==== DATASET EXTRACT

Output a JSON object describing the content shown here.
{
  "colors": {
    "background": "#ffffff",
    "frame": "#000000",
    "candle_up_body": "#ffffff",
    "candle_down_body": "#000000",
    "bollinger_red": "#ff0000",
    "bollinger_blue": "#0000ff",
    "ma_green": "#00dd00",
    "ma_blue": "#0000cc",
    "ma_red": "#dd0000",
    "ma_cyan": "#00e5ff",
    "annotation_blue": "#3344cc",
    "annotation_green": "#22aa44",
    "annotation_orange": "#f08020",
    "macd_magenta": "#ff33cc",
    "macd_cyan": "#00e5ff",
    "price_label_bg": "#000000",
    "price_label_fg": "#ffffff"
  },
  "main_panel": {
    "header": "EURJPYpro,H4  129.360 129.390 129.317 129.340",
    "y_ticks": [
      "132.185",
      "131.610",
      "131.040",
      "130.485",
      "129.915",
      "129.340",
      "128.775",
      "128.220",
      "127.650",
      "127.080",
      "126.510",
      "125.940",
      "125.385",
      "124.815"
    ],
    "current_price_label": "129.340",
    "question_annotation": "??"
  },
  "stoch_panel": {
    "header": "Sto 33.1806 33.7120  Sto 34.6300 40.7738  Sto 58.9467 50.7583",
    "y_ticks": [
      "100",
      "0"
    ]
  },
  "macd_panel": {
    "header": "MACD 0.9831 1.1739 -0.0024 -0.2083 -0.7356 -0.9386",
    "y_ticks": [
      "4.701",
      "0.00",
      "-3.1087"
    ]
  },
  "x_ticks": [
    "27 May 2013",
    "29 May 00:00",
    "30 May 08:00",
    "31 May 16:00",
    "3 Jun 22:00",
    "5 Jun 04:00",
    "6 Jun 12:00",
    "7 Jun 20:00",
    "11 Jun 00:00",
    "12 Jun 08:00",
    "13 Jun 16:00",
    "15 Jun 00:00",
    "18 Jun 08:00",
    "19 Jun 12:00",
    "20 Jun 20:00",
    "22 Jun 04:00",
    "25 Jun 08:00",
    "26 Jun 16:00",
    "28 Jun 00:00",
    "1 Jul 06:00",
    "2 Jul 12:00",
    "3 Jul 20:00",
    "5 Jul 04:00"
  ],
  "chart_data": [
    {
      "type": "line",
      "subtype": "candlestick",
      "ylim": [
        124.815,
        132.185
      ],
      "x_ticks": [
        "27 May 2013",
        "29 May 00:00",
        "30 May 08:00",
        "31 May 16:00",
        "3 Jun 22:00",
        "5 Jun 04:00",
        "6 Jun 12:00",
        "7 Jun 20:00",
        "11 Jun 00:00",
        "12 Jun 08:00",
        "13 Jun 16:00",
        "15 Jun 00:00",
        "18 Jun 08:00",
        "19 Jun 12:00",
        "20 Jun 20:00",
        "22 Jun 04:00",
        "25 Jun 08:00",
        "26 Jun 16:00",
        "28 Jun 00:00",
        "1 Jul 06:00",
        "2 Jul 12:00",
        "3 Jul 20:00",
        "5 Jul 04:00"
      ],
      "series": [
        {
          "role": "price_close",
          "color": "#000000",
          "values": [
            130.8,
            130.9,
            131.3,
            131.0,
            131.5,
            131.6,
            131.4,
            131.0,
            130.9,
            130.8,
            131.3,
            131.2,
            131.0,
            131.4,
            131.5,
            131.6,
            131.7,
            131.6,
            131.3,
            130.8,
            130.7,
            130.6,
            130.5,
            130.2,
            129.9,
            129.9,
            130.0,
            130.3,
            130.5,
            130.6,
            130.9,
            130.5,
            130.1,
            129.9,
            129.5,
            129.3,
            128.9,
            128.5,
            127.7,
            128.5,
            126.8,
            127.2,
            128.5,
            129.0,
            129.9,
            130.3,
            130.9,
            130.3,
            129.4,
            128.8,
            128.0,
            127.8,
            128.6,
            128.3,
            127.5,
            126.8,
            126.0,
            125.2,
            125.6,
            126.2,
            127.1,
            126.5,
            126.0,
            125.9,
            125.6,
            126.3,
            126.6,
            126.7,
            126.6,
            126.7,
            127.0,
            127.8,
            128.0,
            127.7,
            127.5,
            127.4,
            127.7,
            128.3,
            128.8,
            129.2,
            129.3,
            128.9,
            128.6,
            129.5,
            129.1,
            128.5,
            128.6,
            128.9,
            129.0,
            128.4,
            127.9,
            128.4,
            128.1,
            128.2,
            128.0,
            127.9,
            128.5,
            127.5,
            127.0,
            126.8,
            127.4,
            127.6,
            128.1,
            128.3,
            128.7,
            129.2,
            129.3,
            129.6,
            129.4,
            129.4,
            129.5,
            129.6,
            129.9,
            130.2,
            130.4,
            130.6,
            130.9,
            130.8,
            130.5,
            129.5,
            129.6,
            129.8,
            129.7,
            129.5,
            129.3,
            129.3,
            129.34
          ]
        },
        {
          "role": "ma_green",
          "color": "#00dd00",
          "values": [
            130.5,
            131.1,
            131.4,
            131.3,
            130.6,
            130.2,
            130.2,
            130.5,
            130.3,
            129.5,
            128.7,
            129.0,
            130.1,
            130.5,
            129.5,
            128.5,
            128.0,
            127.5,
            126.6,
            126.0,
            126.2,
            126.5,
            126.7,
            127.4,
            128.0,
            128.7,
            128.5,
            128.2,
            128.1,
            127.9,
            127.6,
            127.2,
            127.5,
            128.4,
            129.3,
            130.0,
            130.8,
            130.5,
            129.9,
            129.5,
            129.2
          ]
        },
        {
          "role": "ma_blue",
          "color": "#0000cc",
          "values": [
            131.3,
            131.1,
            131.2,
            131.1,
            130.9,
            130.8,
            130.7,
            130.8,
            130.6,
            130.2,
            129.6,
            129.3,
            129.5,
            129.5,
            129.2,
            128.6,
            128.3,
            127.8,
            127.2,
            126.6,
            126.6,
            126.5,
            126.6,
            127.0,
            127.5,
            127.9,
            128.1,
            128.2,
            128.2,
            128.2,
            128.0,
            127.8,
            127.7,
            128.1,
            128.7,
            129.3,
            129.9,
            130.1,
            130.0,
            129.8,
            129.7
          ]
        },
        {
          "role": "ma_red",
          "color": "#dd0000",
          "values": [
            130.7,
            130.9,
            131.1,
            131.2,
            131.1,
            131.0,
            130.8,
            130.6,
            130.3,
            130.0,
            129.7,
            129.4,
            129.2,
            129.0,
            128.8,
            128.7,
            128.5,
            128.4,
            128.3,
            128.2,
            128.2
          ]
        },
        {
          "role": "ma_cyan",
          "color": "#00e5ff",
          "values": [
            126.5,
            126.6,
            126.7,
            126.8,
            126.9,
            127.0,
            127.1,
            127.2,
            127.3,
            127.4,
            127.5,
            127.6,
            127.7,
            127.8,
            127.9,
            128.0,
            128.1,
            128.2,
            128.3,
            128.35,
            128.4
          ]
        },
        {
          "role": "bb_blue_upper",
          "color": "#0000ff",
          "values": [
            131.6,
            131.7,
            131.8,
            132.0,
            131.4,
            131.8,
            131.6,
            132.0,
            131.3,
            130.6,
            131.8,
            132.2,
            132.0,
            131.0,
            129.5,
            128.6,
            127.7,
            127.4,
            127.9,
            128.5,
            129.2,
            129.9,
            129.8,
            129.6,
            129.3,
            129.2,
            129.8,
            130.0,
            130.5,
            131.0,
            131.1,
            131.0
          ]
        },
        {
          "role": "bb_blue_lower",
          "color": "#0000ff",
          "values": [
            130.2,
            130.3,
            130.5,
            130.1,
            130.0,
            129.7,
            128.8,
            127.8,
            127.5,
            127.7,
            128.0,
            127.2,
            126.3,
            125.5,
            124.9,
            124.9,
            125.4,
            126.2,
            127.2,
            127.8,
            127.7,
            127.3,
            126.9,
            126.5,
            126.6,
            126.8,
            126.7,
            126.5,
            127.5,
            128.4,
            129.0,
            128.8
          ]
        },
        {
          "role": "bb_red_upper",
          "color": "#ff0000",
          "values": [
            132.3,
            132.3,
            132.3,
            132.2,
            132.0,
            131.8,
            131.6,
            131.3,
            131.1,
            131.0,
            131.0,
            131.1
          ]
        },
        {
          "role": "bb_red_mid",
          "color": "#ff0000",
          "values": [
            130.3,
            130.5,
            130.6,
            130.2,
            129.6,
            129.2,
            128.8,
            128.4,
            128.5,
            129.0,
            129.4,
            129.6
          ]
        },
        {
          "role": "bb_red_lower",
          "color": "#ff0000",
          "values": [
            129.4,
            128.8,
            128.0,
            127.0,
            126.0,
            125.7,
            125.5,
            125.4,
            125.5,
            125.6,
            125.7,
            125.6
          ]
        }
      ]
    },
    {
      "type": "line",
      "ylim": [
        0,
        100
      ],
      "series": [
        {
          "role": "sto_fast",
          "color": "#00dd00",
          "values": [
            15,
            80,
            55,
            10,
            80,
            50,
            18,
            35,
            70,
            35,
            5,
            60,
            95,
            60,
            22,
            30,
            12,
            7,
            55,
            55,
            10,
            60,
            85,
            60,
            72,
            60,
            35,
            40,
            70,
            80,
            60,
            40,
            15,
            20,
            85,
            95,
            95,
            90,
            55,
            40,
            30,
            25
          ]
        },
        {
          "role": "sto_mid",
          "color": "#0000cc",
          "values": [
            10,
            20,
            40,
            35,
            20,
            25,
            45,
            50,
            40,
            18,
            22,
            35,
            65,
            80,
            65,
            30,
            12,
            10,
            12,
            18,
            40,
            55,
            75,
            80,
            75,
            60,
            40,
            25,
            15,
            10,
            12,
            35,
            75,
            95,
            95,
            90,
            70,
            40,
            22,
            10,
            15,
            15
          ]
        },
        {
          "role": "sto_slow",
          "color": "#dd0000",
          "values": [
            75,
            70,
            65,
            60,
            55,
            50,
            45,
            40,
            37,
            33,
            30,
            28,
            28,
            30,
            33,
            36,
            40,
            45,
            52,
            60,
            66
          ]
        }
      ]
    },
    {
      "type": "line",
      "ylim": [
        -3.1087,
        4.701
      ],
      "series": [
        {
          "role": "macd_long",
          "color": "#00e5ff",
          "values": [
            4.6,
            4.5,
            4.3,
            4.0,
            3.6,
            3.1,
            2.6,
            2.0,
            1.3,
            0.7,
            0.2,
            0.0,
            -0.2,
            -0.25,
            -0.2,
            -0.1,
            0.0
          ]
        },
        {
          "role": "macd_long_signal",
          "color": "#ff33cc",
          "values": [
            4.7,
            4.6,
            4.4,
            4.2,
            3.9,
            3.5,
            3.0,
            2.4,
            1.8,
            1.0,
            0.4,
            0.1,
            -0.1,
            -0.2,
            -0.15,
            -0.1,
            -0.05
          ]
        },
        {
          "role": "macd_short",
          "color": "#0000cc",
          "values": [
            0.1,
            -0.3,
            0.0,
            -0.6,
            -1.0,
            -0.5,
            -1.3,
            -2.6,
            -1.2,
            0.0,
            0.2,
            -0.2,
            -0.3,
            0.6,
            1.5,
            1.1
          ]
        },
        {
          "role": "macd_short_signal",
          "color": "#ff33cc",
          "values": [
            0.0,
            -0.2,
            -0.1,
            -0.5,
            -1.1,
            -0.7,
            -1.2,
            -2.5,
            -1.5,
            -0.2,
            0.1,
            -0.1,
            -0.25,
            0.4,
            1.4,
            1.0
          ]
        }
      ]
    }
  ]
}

========

## PROBLEM TO SOLVE
In the entries above, count each line with "ffffff"; reply with the total only.

## RESULT FOR THIS EXERCISE
3